**TASK STATEMENT**
Every line containing the word "Abdullah" needs to be found and copied.

** start **

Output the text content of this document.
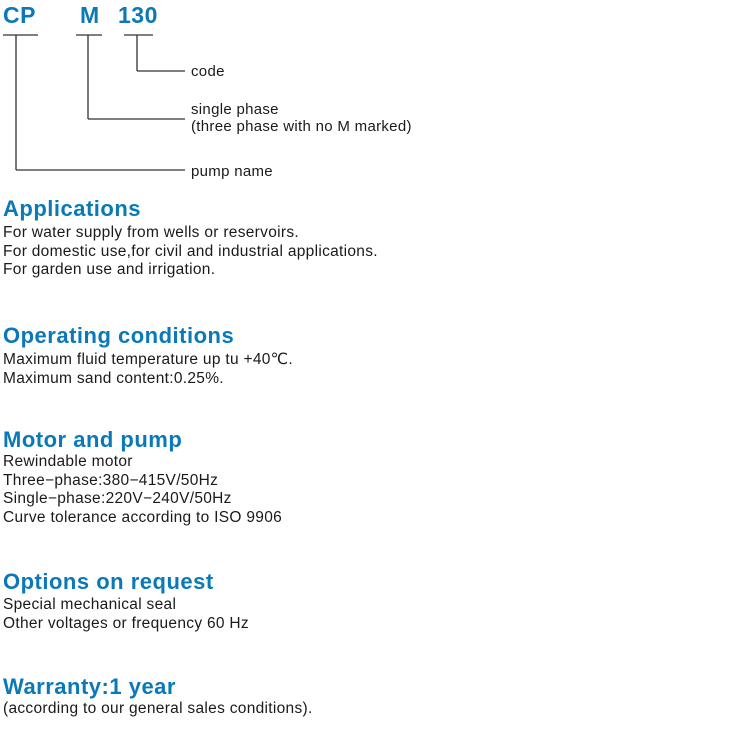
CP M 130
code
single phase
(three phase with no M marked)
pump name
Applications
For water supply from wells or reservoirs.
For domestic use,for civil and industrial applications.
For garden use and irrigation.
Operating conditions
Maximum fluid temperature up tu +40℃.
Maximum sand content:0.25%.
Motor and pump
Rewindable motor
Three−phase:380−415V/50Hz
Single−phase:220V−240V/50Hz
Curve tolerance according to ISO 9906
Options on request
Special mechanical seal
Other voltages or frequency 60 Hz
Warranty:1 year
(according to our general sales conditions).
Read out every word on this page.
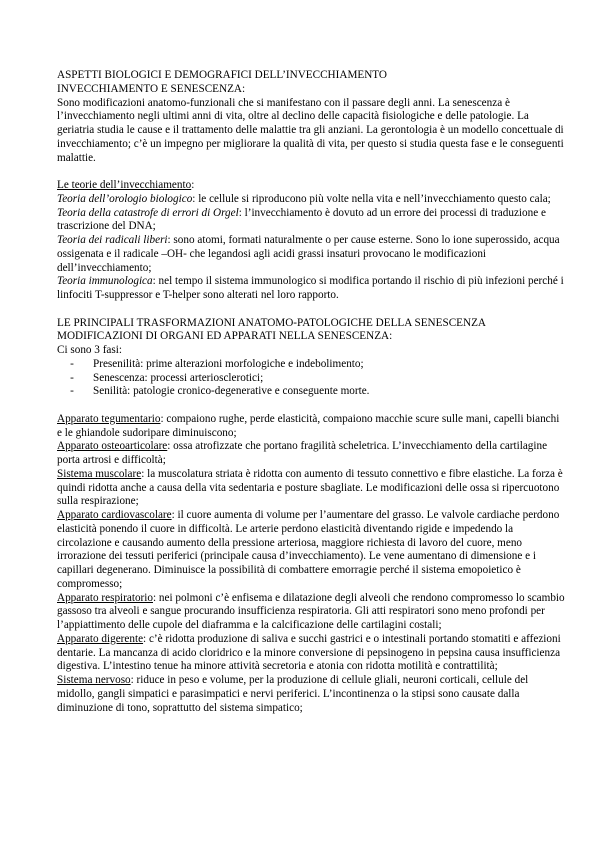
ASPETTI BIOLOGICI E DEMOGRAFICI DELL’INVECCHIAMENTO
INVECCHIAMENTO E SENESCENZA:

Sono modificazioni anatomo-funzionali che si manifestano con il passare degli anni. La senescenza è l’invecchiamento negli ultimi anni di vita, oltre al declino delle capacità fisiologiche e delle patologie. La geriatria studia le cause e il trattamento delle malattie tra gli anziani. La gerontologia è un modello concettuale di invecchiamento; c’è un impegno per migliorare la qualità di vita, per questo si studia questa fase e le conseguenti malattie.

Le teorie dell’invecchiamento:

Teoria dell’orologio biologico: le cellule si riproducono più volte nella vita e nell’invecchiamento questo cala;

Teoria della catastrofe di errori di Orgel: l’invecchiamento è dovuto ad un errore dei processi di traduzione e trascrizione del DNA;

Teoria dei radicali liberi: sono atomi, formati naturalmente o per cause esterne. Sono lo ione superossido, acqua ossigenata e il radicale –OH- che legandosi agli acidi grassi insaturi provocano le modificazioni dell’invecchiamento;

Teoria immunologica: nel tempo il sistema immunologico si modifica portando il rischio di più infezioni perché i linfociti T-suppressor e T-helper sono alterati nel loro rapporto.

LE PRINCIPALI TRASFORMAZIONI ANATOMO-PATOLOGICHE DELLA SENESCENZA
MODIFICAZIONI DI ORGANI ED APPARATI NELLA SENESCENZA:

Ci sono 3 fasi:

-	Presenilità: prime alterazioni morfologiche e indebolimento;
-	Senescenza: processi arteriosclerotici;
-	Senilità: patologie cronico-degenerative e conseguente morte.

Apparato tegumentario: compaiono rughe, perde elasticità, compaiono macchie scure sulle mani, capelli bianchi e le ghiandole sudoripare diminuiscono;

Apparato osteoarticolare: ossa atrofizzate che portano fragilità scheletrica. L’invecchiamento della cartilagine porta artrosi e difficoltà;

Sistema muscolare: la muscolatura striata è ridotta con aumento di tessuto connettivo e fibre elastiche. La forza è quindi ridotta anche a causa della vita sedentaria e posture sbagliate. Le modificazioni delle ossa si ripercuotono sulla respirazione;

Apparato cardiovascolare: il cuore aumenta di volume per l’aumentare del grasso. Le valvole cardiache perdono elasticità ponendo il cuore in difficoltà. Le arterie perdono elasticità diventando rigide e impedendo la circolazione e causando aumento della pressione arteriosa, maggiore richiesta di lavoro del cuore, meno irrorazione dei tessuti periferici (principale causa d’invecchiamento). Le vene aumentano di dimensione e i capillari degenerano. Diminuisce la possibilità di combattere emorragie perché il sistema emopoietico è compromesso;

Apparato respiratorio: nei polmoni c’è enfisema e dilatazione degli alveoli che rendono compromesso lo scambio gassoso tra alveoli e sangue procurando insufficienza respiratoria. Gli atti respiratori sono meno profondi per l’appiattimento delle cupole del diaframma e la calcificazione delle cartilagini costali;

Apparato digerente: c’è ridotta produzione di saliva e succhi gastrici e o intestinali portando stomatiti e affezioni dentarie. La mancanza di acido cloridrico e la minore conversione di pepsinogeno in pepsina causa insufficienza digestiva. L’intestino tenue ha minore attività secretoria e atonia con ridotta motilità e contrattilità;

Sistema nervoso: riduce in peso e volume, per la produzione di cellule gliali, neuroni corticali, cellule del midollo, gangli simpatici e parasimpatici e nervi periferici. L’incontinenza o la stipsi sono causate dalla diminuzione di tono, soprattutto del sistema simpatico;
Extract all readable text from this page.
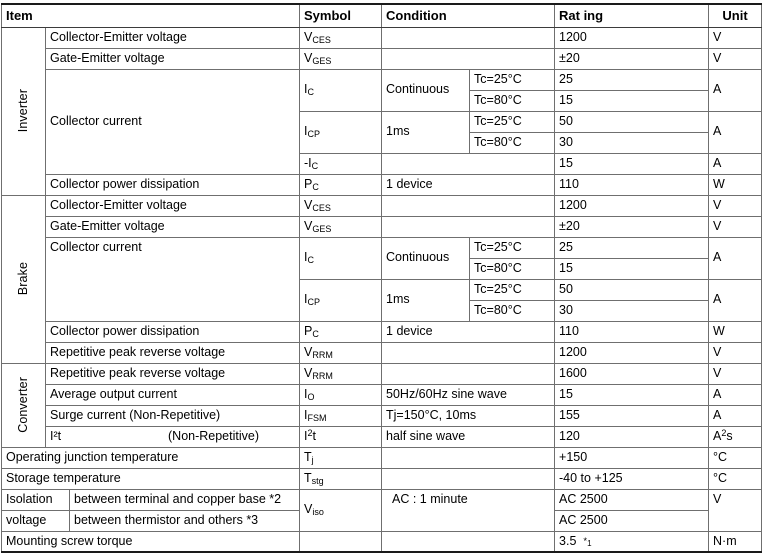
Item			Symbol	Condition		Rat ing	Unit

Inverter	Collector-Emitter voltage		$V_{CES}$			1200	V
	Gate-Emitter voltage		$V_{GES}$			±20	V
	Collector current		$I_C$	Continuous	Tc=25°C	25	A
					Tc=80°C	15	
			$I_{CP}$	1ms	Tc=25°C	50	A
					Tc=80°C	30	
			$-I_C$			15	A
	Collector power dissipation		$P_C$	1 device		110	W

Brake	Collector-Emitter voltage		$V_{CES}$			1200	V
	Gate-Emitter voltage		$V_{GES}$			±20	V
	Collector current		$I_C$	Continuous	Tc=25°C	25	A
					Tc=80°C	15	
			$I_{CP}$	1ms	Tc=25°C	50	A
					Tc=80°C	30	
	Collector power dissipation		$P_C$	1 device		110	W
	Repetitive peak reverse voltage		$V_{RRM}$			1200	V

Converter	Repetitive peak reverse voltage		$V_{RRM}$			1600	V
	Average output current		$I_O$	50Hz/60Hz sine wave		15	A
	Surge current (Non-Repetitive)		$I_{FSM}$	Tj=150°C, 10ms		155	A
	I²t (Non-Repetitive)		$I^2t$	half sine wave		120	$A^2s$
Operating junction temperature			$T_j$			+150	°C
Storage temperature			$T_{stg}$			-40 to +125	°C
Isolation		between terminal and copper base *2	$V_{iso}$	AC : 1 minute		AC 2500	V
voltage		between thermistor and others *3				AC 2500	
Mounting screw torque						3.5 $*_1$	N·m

** end **
** start **

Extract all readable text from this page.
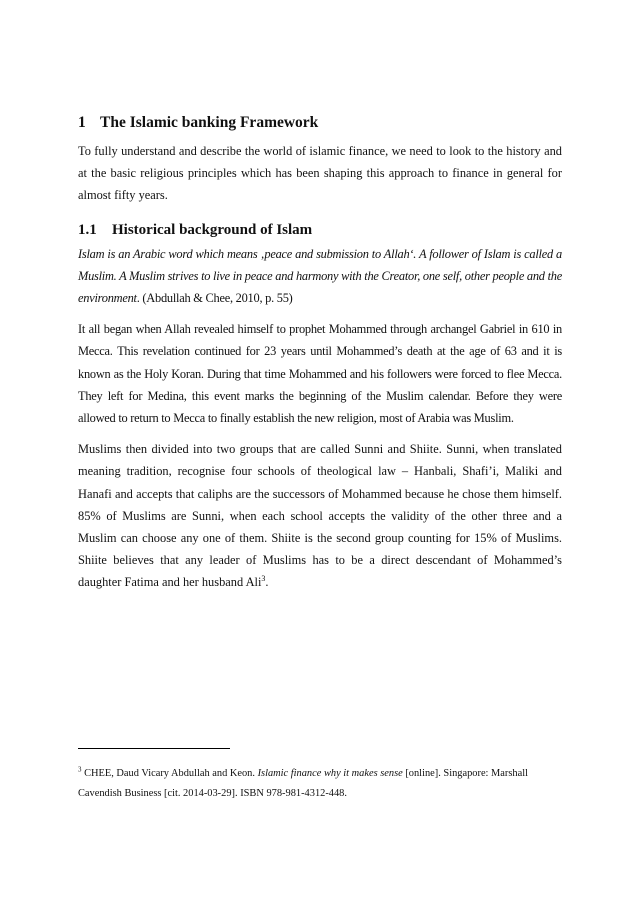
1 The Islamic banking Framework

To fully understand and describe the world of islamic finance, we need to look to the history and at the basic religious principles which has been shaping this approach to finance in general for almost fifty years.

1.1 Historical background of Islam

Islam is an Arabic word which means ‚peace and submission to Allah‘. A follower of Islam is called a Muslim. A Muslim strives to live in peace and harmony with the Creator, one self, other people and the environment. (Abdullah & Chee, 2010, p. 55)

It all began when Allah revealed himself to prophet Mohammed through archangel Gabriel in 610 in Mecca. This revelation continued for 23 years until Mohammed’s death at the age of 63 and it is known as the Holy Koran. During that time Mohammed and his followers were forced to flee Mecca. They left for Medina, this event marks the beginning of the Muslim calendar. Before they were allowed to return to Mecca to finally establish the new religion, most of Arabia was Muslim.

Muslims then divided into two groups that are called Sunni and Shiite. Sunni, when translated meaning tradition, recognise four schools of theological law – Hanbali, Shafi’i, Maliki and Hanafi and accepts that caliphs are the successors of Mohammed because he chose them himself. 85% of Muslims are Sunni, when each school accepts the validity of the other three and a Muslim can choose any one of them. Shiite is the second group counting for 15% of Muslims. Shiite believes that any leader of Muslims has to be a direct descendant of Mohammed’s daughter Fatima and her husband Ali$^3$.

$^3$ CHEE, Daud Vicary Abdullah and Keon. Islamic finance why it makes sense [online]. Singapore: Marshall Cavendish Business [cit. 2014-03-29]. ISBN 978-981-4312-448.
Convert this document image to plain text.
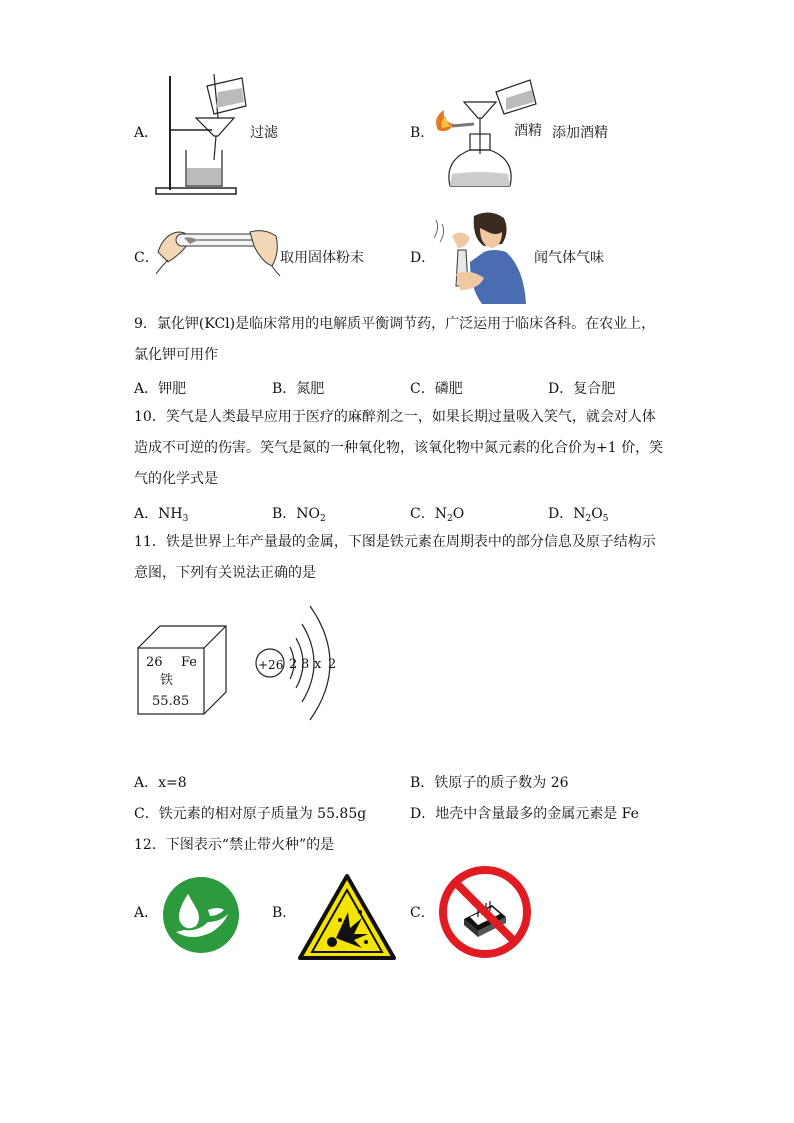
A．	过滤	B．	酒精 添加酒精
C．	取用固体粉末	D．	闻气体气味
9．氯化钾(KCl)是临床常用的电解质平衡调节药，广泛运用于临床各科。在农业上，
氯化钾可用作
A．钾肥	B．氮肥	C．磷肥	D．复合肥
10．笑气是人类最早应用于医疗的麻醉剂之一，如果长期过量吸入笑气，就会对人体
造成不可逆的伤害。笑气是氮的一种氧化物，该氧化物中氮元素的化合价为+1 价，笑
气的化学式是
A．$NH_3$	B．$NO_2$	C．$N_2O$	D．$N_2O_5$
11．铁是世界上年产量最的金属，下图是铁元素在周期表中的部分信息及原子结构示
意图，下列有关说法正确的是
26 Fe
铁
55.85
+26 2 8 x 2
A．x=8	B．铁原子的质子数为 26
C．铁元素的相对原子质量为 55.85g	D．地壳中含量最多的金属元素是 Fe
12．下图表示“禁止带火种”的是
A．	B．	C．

** end **

**RESULT OF THE TASK**
Islam is an Arabic word which means ‚peace and submission to Allah‘. A follower of Islam is called a Muslim. A Muslim strives to live in peace and harmony with the Creator, one self, other people and the environment. (Abdullah & Chee, 2010, p. 55)
$^3$ CHEE, Daud Vicary Abdullah and Keon. Islamic finance why it makes sense [online]. Singapore: Marshall Cavendish Business [cit. 2014-03-29]. ISBN 978-981-4312-448.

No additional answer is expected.